■ WRITTEN REQUEST: Provide an exact reproduction of every entry.

■ AVAILABLE RECORDS:
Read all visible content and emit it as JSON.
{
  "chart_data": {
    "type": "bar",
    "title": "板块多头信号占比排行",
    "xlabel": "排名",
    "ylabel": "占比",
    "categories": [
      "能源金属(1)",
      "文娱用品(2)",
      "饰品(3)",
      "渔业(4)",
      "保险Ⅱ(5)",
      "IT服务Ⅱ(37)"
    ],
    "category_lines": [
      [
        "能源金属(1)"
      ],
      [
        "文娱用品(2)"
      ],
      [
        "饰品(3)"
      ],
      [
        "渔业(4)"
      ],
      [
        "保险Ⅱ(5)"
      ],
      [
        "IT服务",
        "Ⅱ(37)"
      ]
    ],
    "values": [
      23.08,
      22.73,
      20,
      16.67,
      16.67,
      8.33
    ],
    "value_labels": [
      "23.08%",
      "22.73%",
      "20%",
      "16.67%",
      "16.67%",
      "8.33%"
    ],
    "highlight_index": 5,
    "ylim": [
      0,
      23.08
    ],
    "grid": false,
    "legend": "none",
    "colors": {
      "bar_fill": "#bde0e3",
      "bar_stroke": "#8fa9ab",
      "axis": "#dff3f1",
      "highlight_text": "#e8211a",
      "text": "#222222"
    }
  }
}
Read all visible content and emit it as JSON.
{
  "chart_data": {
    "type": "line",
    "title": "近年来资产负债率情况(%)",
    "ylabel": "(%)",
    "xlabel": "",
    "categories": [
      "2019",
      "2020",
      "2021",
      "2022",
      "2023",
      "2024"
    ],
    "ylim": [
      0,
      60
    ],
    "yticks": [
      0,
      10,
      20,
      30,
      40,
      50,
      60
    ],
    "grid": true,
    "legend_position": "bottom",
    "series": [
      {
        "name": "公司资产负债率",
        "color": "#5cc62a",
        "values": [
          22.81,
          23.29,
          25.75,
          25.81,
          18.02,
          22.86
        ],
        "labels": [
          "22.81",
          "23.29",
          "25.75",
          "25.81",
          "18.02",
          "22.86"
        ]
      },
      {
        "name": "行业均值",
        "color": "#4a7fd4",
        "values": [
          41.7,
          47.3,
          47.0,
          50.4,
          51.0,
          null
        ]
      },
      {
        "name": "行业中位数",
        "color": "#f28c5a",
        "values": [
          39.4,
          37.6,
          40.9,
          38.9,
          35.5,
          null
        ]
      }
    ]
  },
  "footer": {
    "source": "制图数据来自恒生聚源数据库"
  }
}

■ FINISHED TASK:
Read all visible content and emit it as JSON.
{
  "chart_data": {
    "type": "bar",
    "title": "板块多头信号占比排行",
    "xlabel": "排名",
    "ylabel": "占比",
    "categories": [
      "能源金属(1)",
      "文娱用品(2)",
      "饰品(3)",
      "渔业(4)",
      "保险Ⅱ(5)",
      "IT服务Ⅱ(37)"
    ],
    "category_lines": [
      [
        "能源金属(1)"
      ],
      [
        "文娱用品(2)"
      ],
      [
        "饰品(3)"
      ],
      [
        "渔业(4)"
      ],
      [
        "保险Ⅱ(5)"
      ],
      [
        "IT服务",
        "Ⅱ(37)"
      ]
    ],
    "values": [
      23.08,
      22.73,
      20,
      16.67,
      16.67,
      8.33
    ],
    "value_labels": [
      "23.08%",
      "22.73%",
      "20%",
      "16.67%",
      "16.67%",
      "8.33%"
    ],
    "highlight_index": 5,
    "ylim": [
      0,
      23.08
    ],
    "grid": false,
    "legend": "none",
    "colors": {
      "bar_fill": "#bde0e3",
      "bar_stroke": "#8fa9ab",
      "axis": "#dff3f1",
      "highlight_text": "#e8211a",
      "text": "#222222"
    }
  }
}
Read all visible content and emit it as JSON.
{
  "chart_data": {
    "type": "line",
    "title": "近年来资产负债率情况(%)",
    "ylabel": "(%)",
    "xlabel": "",
    "categories": [
      "2019",
      "2020",
      "2021",
      "2022",
      "2023",
      "2024"
    ],
    "ylim": [
      0,
      60
    ],
    "yticks": [
      0,
      10,
      20,
      30,
      40,
      50,
      60
    ],
    "grid": true,
    "legend_position": "bottom",
    "series": [
      {
        "name": "公司资产负债率",
        "color": "#5cc62a",
        "values": [
          22.81,
          23.29,
          25.75,
          25.81,
          18.02,
          22.86
        ],
        "labels": [
          "22.81",
          "23.29",
          "25.75",
          "25.81",
          "18.02",
          "22.86"
        ]
      },
      {
        "name": "行业均值",
        "color": "#4a7fd4",
        "values": [
          41.7,
          47.3,
          47.0,
          50.4,
          51.0,
          null
        ]
      },
      {
        "name": "行业中位数",
        "color": "#f28c5a",
        "values": [
          39.4,
          37.6,
          40.9,
          38.9,
          35.5,
          null
        ]
      }
    ]
  },
  "footer": {
    "source": "制图数据来自恒生聚源数据库"
  }
}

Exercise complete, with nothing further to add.